Reading text:
↓↓↓

NBC Warns Federal Govt Intervention Needed for Student Loan Shortages

March 7th, 2008 11:45 AM

"NBC Nightly News" has found yet another hardship story caused by the credit crunch - prospective college students seeking student loans.

The March 6 "Nightly News" aired a segment about how a lack of funding for student lenders will cause some students not to be able to attend their first choice of college.

"More than a dozen lenders have pulled out of the federal student loan program, unable to raise enough money to make loans," NBC correspondent Tom Costello said. "Now - Pennsylvania, Missouri, Michigan, New Hampshire and Iowa have suspended parts or all of their student loan programs - unprecedented."

According to Costello, "many" students could end up with loans that have interest rates "pushing 11 percent." But according to Bankrate.com, the national overnight average for student loans ranged from 6.8 percent to 8.5 percent. That's a distant cry from Costello's dire prediction.

↑↑↑

Supplied data:
↓↓↓

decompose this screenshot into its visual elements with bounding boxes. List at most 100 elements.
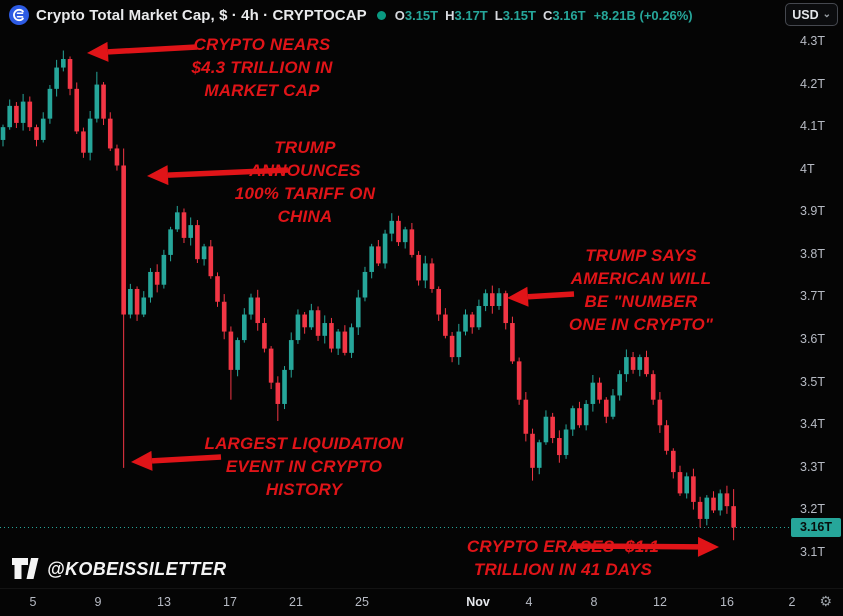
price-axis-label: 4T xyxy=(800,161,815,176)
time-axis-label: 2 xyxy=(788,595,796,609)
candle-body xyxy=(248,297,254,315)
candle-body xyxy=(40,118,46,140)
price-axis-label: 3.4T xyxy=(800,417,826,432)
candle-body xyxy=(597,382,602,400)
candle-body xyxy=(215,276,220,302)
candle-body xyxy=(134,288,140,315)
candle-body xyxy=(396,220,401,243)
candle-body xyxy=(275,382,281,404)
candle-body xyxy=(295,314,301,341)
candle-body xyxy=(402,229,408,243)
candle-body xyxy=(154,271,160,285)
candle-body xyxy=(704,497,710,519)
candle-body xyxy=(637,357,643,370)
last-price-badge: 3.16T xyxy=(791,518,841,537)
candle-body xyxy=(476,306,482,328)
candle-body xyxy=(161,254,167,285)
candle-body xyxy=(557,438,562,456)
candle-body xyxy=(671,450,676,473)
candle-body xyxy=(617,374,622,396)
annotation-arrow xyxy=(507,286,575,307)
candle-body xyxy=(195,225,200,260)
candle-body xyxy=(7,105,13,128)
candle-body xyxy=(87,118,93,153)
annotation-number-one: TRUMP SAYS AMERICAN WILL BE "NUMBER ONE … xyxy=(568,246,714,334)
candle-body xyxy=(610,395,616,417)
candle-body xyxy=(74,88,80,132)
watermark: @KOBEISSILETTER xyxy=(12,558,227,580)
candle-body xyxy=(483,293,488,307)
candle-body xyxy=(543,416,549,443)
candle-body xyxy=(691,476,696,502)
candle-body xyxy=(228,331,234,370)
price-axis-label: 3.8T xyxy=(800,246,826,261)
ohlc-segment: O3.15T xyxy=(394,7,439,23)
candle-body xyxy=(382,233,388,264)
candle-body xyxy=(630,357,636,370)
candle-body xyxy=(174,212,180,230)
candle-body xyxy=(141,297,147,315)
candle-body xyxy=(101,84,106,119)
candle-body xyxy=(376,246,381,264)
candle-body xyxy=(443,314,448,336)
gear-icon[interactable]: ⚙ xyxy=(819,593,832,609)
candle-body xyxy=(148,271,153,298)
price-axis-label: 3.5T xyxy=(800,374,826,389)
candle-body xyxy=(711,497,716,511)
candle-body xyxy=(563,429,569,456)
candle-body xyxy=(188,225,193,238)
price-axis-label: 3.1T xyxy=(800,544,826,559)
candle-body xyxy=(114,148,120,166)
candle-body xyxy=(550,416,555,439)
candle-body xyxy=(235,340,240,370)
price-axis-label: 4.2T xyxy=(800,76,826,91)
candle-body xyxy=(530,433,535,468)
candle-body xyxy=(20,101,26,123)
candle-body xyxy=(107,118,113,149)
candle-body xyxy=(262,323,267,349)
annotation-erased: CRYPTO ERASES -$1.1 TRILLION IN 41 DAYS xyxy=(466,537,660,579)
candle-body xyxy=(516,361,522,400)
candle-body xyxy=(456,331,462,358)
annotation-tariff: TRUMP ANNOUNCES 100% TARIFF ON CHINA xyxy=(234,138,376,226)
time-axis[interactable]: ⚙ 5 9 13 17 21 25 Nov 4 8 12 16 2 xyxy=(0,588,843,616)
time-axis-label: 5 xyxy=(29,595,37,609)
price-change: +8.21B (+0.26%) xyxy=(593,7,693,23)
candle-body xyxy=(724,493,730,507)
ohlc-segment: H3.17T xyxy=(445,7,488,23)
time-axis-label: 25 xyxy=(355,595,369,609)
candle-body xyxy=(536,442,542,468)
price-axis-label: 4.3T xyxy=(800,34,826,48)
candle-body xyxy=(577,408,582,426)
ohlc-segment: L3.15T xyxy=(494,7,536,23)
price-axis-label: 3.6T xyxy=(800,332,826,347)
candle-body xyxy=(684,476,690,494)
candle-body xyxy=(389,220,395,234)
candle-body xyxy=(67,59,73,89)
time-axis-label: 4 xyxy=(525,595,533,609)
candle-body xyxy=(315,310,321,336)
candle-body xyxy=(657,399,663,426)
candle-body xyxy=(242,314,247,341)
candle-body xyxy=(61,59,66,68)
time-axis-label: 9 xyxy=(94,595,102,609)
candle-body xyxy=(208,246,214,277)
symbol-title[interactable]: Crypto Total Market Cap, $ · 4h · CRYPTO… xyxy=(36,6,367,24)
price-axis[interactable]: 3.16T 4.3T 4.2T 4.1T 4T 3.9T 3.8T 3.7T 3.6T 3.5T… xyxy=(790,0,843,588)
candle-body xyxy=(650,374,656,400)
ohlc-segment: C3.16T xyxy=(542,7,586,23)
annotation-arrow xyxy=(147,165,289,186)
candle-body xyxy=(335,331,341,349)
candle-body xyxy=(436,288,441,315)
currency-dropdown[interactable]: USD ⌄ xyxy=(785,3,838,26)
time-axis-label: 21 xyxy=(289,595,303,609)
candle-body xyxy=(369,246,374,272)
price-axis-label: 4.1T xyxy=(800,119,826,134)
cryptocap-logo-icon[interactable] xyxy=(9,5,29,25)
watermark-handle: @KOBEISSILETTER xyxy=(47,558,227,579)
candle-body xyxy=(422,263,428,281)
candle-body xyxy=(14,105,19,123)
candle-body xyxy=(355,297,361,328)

↑↑↑

What to do:
Please carry the student loan article forward, picking up right after its final sentence. The data has nothing to do with the student loan article.

Output for this task:
As a solution to this problem, Costello suggested government intervention. "Pressure is building on the federal government to step in as the lender of last resort," Costello said.

But the federal government is behind making college unaffordable in the first place. Since education policy has allowed the government to open its coffers up and loan or give money for college education, institutions have been able to raise tuition at a rate that by far outpaces inflation.

"With more money available for loans, colleges feel a degree of freedom to increase tuition," a Sept. 28, 2007 Investor's Business Daily editorial said. "In 1987, when he was secretary of education, William Bennett noted that rising federal aid had ‘enabled colleges and universities to blithely raise their tuitions, confident that federal loan subsidies would help cushion the increase.'"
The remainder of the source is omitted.